* _DATASET EXTRACT_
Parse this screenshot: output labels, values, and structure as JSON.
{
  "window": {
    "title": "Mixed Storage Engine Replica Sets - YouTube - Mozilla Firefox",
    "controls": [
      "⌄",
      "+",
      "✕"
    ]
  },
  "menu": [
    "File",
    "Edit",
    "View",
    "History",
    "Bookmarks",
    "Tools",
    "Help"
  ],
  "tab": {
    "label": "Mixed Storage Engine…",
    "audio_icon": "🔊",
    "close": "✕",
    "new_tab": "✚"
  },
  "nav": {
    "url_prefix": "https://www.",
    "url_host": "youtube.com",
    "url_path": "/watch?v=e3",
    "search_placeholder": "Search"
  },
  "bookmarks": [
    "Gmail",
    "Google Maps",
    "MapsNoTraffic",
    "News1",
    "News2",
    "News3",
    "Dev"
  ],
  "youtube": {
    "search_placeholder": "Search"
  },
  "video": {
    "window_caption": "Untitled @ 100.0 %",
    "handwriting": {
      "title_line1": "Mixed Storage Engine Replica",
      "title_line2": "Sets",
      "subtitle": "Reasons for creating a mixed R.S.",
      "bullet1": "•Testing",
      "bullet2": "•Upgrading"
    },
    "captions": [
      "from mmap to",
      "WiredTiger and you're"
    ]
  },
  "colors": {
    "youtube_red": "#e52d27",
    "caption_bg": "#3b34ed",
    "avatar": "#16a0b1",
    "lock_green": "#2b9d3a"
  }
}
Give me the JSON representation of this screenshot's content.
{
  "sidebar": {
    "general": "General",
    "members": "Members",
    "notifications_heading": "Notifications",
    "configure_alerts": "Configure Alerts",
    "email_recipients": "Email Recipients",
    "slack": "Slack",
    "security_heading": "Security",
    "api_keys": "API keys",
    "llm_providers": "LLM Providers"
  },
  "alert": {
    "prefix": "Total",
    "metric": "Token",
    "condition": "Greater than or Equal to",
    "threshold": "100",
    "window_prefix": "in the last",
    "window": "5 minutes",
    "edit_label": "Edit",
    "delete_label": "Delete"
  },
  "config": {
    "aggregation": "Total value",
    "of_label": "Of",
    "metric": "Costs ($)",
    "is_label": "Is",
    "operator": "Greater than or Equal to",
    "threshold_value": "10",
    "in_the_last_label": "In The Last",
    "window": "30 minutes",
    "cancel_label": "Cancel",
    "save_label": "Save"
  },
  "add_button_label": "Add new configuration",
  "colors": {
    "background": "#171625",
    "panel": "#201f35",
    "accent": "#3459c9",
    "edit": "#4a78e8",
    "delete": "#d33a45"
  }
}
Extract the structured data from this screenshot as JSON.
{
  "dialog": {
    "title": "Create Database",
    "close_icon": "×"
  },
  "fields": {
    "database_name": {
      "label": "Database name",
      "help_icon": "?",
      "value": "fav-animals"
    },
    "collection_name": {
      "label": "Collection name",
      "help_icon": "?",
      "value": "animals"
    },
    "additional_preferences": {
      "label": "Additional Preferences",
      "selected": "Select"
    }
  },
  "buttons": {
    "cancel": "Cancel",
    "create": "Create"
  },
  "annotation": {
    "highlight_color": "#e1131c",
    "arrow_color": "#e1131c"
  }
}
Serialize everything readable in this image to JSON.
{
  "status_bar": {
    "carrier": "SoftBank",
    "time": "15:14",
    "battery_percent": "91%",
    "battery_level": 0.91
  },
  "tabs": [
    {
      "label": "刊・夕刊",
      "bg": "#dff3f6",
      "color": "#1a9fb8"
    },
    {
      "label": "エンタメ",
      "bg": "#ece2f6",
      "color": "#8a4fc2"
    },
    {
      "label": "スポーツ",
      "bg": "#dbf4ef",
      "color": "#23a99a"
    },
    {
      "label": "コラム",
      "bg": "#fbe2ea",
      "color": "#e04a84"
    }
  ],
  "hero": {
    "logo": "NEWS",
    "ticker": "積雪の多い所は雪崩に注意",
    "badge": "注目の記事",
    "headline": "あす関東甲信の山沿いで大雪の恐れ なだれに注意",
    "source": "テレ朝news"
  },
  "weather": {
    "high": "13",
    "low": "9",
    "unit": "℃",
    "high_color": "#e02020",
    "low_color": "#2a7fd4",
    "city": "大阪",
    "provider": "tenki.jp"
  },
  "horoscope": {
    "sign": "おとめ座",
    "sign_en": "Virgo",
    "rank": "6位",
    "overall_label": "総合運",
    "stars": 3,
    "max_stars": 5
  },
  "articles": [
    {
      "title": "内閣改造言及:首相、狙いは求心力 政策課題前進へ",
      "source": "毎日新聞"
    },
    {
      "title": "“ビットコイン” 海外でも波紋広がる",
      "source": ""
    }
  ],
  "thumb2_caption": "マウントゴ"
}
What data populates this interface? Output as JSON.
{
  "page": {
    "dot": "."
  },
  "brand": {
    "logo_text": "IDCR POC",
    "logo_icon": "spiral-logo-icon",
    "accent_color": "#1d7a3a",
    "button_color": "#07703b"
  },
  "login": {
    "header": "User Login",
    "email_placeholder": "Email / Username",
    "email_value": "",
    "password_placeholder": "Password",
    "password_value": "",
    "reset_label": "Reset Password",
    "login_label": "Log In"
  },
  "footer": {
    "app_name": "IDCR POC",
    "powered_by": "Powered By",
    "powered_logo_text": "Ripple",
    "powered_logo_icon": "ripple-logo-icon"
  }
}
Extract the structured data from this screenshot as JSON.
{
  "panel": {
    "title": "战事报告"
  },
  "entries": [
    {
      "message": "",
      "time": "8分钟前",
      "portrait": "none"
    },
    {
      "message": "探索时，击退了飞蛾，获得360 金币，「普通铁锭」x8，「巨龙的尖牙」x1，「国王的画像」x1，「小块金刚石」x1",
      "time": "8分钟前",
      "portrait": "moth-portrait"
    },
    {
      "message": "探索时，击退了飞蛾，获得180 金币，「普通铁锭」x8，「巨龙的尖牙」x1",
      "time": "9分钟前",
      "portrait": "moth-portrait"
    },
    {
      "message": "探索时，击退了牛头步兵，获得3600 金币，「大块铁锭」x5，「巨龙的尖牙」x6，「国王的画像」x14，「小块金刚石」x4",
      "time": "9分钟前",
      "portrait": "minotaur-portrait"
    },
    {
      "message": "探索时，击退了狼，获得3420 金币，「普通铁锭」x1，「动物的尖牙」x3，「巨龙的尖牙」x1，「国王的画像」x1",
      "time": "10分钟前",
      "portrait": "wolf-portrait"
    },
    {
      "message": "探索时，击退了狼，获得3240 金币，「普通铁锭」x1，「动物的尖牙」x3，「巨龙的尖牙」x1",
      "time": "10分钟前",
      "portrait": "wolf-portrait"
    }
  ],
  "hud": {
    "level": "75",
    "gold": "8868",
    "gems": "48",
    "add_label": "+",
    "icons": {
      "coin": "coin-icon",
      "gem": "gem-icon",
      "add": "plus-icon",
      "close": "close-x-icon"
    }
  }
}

* _REQUIRED TASK_
Would you reproduce all the entries exactly?

* _EXERCISE ANSWER_
Parse this screenshot: output labels, values, and structure as JSON.
{
  "window": {
    "title": "Mixed Storage Engine Replica Sets - YouTube - Mozilla Firefox",
    "controls": [
      "⌄",
      "+",
      "✕"
    ]
  },
  "menu": [
    "File",
    "Edit",
    "View",
    "History",
    "Bookmarks",
    "Tools",
    "Help"
  ],
  "tab": {
    "label": "Mixed Storage Engine…",
    "audio_icon": "🔊",
    "close": "✕",
    "new_tab": "✚"
  },
  "nav": {
    "url_prefix": "https://www.",
    "url_host": "youtube.com",
    "url_path": "/watch?v=e3",
    "search_placeholder": "Search"
  },
  "bookmarks": [
    "Gmail",
    "Google Maps",
    "MapsNoTraffic",
    "News1",
    "News2",
    "News3",
    "Dev"
  ],
  "youtube": {
    "search_placeholder": "Search"
  },
  "video": {
    "window_caption": "Untitled @ 100.0 %",
    "handwriting": {
      "title_line1": "Mixed Storage Engine Replica",
      "title_line2": "Sets",
      "subtitle": "Reasons for creating a mixed R.S.",
      "bullet1": "•Testing",
      "bullet2": "•Upgrading"
    },
    "captions": [
      "from mmap to",
      "WiredTiger and you're"
    ]
  },
  "colors": {
    "youtube_red": "#e52d27",
    "caption_bg": "#3b34ed",
    "avatar": "#16a0b1",
    "lock_green": "#2b9d3a"
  }
}
Give me the JSON representation of this screenshot's content.
{
  "sidebar": {
    "general": "General",
    "members": "Members",
    "notifications_heading": "Notifications",
    "configure_alerts": "Configure Alerts",
    "email_recipients": "Email Recipients",
    "slack": "Slack",
    "security_heading": "Security",
    "api_keys": "API keys",
    "llm_providers": "LLM Providers"
  },
  "alert": {
    "prefix": "Total",
    "metric": "Token",
    "condition": "Greater than or Equal to",
    "threshold": "100",
    "window_prefix": "in the last",
    "window": "5 minutes",
    "edit_label": "Edit",
    "delete_label": "Delete"
  },
  "config": {
    "aggregation": "Total value",
    "of_label": "Of",
    "metric": "Costs ($)",
    "is_label": "Is",
    "operator": "Greater than or Equal to",
    "threshold_value": "10",
    "in_the_last_label": "In The Last",
    "window": "30 minutes",
    "cancel_label": "Cancel",
    "save_label": "Save"
  },
  "add_button_label": "Add new configuration",
  "colors": {
    "background": "#171625",
    "panel": "#201f35",
    "accent": "#3459c9",
    "edit": "#4a78e8",
    "delete": "#d33a45"
  }
}
Extract the structured data from this screenshot as JSON.
{
  "dialog": {
    "title": "Create Database",
    "close_icon": "×"
  },
  "fields": {
    "database_name": {
      "label": "Database name",
      "help_icon": "?",
      "value": "fav-animals"
    },
    "collection_name": {
      "label": "Collection name",
      "help_icon": "?",
      "value": "animals"
    },
    "additional_preferences": {
      "label": "Additional Preferences",
      "selected": "Select"
    }
  },
  "buttons": {
    "cancel": "Cancel",
    "create": "Create"
  },
  "annotation": {
    "highlight_color": "#e1131c",
    "arrow_color": "#e1131c"
  }
}
Serialize everything readable in this image to JSON.
{
  "status_bar": {
    "carrier": "SoftBank",
    "time": "15:14",
    "battery_percent": "91%",
    "battery_level": 0.91
  },
  "tabs": [
    {
      "label": "刊・夕刊",
      "bg": "#dff3f6",
      "color": "#1a9fb8"
    },
    {
      "label": "エンタメ",
      "bg": "#ece2f6",
      "color": "#8a4fc2"
    },
    {
      "label": "スポーツ",
      "bg": "#dbf4ef",
      "color": "#23a99a"
    },
    {
      "label": "コラム",
      "bg": "#fbe2ea",
      "color": "#e04a84"
    }
  ],
  "hero": {
    "logo": "NEWS",
    "ticker": "積雪の多い所は雪崩に注意",
    "badge": "注目の記事",
    "headline": "あす関東甲信の山沿いで大雪の恐れ なだれに注意",
    "source": "テレ朝news"
  },
  "weather": {
    "high": "13",
    "low": "9",
    "unit": "℃",
    "high_color": "#e02020",
    "low_color": "#2a7fd4",
    "city": "大阪",
    "provider": "tenki.jp"
  },
  "horoscope": {
    "sign": "おとめ座",
    "sign_en": "Virgo",
    "rank": "6位",
    "overall_label": "総合運",
    "stars": 3,
    "max_stars": 5
  },
  "articles": [
    {
      "title": "内閣改造言及:首相、狙いは求心力 政策課題前進へ",
      "source": "毎日新聞"
    },
    {
      "title": "“ビットコイン” 海外でも波紋広がる",
      "source": ""
    }
  ],
  "thumb2_caption": "マウントゴ"
}
What data populates this interface? Output as JSON.
{
  "page": {
    "dot": "."
  },
  "brand": {
    "logo_text": "IDCR POC",
    "logo_icon": "spiral-logo-icon",
    "accent_color": "#1d7a3a",
    "button_color": "#07703b"
  },
  "login": {
    "header": "User Login",
    "email_placeholder": "Email / Username",
    "email_value": "",
    "password_placeholder": "Password",
    "password_value": "",
    "reset_label": "Reset Password",
    "login_label": "Log In"
  },
  "footer": {
    "app_name": "IDCR POC",
    "powered_by": "Powered By",
    "powered_logo_text": "Ripple",
    "powered_logo_icon": "ripple-logo-icon"
  }
}
Extract the structured data from this screenshot as JSON.
{
  "panel": {
    "title": "战事报告"
  },
  "entries": [
    {
      "message": "",
      "time": "8分钟前",
      "portrait": "none"
    },
    {
      "message": "探索时，击退了飞蛾，获得360 金币，「普通铁锭」x8，「巨龙的尖牙」x1，「国王的画像」x1，「小块金刚石」x1",
      "time": "8分钟前",
      "portrait": "moth-portrait"
    },
    {
      "message": "探索时，击退了飞蛾，获得180 金币，「普通铁锭」x8，「巨龙的尖牙」x1",
      "time": "9分钟前",
      "portrait": "moth-portrait"
    },
    {
      "message": "探索时，击退了牛头步兵，获得3600 金币，「大块铁锭」x5，「巨龙的尖牙」x6，「国王的画像」x14，「小块金刚石」x4",
      "time": "9分钟前",
      "portrait": "minotaur-portrait"
    },
    {
      "message": "探索时，击退了狼，获得3420 金币，「普通铁锭」x1，「动物的尖牙」x3，「巨龙的尖牙」x1，「国王的画像」x1",
      "time": "10分钟前",
      "portrait": "wolf-portrait"
    },
    {
      "message": "探索时，击退了狼，获得3240 金币，「普通铁锭」x1，「动物的尖牙」x3，「巨龙的尖牙」x1",
      "time": "10分钟前",
      "portrait": "wolf-portrait"
    }
  ],
  "hud": {
    "level": "75",
    "gold": "8868",
    "gems": "48",
    "add_label": "+",
    "icons": {
      "coin": "coin-icon",
      "gem": "gem-icon",
      "add": "plus-icon",
      "close": "close-x-icon"
    }
  }
}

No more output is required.